* QUÉ SE PIDE:
**1.** Copia de nuevo el fragmento del texto sobre la finca Bonanza que empieza en "Cada semilla que" y termina en "año tras año.", sustituyendo "semilla" por "planta".
**2.** Según el texto sobre la finca Bonanza, ¿en qué montañas se encuentra la finca?

* TEXTO DE LECTURA:
_ _ _

En las montañas verdes de Santa Bárbara, donde la neblina abraza los cafetales y los árboles frutales al amanecer, nació hace 100 años una finca sembrada no solo de cultivos, sino de amor, trabajo y esperanza. Fue el sueño de nuestros abuelos, que con sus propias manos sembraron limones, naranjas, mandarinas, aguacate, café, cacao, plátano, yuca, guanábana, y mucho más... no solo para vender, sino para alimentar a sus hijos, recibir a los amigos, y compartir lo que la tierra generosamente les daba.
Cada semilla que nace aquí, nace con propósito. Bonanza no es solo el nombre de nuestra finca. Es la forma en la que la vida nos ha recompensado: con tierra fértil, con el calor de una familia unida, y con el milagro de ver crecer lo que sembramos, año tras año.
Hoy queremos compartirte eso: la bonanza de nuestra tierra. Cada fruto de nuestra tierra es un puente que une nuestra historia con la tuya. Una invitación a hacer parte de algo real, sincero, y lleno de gratitud. Creemos que cuando algo nace del amor por la tierra y se cultiva con alma, esa BONANZA, se contagia.
Por eso, cuando eliges Bonanza, no solo estás disfrutando productos del campo reales. Estás recibiendo un poco de nuestra historia, y llevándote contigo la promesa de que la bonanza también florecerá en tu hogar y en tu vida.

_ _ _

* MATERIAL DE CONSULTA:
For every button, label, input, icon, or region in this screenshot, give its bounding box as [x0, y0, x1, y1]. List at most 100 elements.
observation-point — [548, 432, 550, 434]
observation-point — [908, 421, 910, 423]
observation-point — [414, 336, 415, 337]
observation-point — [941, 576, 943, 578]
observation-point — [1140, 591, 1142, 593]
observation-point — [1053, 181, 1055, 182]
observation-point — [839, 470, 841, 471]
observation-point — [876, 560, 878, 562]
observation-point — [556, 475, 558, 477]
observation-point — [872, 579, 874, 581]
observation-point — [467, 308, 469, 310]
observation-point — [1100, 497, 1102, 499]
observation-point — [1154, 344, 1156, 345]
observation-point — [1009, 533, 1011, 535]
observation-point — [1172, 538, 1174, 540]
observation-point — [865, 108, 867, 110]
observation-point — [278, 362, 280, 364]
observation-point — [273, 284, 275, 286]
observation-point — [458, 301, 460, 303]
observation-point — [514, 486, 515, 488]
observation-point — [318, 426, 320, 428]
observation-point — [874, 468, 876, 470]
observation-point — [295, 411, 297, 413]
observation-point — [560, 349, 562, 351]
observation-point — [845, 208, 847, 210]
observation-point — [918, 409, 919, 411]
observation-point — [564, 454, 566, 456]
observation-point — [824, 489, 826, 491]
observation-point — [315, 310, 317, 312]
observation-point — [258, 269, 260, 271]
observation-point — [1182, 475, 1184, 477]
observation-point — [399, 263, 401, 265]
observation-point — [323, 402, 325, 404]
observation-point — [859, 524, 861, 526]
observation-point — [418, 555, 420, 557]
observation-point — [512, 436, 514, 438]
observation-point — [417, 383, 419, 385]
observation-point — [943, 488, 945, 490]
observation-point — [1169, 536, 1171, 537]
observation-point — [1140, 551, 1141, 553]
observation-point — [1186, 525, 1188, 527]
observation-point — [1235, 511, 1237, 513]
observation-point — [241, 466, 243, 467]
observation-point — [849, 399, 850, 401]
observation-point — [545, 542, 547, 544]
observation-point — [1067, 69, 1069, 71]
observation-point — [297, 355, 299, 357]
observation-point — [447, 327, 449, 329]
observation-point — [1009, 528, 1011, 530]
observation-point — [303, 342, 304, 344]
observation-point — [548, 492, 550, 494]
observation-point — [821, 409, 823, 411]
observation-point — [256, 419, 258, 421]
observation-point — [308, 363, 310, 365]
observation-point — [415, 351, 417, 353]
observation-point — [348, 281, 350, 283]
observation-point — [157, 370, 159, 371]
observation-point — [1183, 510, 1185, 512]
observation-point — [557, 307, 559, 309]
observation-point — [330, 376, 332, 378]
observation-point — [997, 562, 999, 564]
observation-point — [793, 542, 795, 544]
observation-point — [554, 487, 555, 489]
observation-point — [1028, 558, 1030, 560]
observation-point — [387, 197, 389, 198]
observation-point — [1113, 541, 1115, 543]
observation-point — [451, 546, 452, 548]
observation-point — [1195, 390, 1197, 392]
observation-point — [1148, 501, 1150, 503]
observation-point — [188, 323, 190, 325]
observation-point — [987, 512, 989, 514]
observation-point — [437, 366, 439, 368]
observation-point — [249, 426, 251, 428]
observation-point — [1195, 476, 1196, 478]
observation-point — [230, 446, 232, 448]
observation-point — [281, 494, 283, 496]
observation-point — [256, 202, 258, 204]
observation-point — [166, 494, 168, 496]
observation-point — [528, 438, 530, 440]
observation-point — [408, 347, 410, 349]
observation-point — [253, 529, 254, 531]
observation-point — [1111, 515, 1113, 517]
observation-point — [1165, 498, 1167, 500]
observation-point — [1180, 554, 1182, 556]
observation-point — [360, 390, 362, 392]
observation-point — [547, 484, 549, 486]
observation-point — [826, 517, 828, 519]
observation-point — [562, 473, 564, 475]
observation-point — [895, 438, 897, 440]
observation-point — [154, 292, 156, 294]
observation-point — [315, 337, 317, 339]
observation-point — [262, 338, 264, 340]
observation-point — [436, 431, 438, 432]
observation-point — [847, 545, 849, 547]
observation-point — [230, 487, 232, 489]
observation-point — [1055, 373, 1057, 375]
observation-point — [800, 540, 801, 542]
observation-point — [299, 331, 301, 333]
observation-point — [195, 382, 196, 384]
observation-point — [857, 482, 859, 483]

_ _ _

* RESULTADOS OBTENIDOS:
**1.**
Cada planta que nace aquí, nace con propósito. Bonanza no es solo el nombre de nuestra finca. Es la forma en la que la vida nos ha recompensado: con tierra fértil, con el calor de una familia unida, y con el milagro de ver crecer lo que sembramos, año tras año.

**2.** En las montañas verdes de Santa Bárbara.